--- INSTRUCTION ---
Do any lines in the data below contain "details"? If so, copy every one of them.

─── GIVEN DATA

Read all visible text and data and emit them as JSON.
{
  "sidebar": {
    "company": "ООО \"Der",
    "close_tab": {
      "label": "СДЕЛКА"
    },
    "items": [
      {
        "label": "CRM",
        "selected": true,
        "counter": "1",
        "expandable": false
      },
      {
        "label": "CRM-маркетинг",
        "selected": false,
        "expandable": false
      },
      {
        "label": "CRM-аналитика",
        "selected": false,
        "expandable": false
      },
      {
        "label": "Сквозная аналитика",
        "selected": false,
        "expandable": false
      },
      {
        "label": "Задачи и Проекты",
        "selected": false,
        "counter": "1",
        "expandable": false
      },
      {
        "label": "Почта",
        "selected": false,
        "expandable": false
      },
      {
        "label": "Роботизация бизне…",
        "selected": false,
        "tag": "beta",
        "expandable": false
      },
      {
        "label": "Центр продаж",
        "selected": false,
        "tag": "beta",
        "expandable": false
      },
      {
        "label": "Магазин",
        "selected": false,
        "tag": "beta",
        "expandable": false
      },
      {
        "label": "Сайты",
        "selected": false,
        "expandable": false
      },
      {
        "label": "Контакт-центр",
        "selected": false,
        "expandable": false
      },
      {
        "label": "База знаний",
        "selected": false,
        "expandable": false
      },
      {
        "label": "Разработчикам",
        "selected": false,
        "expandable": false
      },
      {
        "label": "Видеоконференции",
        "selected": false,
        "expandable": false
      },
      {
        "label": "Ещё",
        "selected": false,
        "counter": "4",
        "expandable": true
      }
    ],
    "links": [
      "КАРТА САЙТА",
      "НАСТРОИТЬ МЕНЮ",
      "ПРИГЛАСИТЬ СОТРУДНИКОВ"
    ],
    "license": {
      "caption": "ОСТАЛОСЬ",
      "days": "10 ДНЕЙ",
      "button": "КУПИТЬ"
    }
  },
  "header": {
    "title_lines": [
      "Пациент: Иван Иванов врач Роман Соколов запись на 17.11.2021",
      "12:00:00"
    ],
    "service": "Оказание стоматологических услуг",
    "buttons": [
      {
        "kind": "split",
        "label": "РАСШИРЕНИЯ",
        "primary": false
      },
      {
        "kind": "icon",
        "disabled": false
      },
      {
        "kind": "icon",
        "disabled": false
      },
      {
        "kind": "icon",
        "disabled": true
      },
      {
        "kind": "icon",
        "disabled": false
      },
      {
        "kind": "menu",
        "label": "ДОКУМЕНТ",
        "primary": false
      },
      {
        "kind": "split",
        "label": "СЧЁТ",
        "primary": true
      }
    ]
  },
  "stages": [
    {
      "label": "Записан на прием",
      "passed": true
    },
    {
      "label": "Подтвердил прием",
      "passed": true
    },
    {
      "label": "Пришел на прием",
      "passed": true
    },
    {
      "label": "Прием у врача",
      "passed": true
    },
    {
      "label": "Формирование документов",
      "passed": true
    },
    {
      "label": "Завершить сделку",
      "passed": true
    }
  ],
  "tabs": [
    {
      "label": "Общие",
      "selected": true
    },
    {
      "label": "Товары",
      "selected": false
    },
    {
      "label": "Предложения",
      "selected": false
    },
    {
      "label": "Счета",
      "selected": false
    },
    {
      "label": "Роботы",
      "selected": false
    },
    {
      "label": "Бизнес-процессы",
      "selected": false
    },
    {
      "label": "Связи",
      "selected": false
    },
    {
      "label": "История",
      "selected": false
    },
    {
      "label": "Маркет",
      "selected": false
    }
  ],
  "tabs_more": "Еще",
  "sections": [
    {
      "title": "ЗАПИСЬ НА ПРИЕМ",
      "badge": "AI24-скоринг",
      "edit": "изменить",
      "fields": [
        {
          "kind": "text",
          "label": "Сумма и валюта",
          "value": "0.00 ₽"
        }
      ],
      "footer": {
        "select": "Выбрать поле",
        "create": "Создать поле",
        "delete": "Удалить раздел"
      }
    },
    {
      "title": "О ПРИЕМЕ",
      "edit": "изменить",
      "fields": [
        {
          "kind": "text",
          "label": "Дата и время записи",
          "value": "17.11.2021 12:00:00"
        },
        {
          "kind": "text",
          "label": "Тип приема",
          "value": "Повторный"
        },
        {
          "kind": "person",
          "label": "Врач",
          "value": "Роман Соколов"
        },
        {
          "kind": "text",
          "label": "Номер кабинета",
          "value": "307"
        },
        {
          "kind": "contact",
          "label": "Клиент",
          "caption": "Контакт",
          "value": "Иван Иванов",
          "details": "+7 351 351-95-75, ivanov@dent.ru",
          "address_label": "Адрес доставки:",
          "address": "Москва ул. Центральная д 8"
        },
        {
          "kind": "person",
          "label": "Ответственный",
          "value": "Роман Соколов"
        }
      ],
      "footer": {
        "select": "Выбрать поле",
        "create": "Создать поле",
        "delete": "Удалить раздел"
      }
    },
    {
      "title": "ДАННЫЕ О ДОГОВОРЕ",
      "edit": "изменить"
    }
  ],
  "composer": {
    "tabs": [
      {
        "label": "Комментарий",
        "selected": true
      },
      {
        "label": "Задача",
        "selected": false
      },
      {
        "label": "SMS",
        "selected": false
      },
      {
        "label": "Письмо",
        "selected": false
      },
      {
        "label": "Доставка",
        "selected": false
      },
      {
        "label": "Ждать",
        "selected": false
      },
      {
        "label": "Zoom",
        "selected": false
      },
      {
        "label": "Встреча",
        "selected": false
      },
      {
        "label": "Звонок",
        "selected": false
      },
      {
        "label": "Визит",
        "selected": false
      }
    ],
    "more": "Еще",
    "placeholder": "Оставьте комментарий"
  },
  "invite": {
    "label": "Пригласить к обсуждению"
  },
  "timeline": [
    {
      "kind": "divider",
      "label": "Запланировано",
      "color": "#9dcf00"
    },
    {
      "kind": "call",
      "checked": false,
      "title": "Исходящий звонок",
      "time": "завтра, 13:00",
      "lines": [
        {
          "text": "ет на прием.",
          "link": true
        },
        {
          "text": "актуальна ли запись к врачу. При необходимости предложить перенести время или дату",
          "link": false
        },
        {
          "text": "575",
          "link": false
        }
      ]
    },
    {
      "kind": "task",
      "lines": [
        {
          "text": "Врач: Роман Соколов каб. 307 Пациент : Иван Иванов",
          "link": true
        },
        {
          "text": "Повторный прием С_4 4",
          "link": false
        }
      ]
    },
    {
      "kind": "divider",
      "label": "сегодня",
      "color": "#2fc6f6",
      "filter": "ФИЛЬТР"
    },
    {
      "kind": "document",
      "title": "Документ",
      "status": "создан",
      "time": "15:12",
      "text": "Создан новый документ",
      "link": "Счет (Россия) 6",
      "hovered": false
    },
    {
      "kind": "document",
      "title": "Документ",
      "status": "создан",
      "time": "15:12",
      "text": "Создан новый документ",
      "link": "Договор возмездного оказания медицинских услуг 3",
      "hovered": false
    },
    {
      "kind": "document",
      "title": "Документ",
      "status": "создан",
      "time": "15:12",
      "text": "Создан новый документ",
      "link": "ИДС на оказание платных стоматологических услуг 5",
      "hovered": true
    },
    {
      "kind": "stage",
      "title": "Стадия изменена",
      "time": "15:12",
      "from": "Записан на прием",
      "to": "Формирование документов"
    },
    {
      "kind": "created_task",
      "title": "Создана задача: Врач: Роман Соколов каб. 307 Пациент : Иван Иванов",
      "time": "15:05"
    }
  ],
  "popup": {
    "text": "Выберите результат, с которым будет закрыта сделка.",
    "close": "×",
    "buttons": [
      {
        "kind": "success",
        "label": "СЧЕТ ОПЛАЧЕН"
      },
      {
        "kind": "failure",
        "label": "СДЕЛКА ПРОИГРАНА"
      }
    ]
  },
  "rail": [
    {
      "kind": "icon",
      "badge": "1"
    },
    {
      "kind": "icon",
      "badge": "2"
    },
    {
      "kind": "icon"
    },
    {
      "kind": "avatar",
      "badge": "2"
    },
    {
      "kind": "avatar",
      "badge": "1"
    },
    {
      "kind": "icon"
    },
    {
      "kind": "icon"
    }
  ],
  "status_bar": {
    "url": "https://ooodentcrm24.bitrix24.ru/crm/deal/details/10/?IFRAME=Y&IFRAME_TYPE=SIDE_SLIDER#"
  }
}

──────

--- RIGHT ANSWER ---
          "details": "+7 351 351-95-75, ivanov@dent.ru",
    "url": "https://ooodentcrm24.bitrix24.ru/crm/deal/details/10/?IFRAME=Y&IFRAME_TYPE=SIDE_SLIDER#"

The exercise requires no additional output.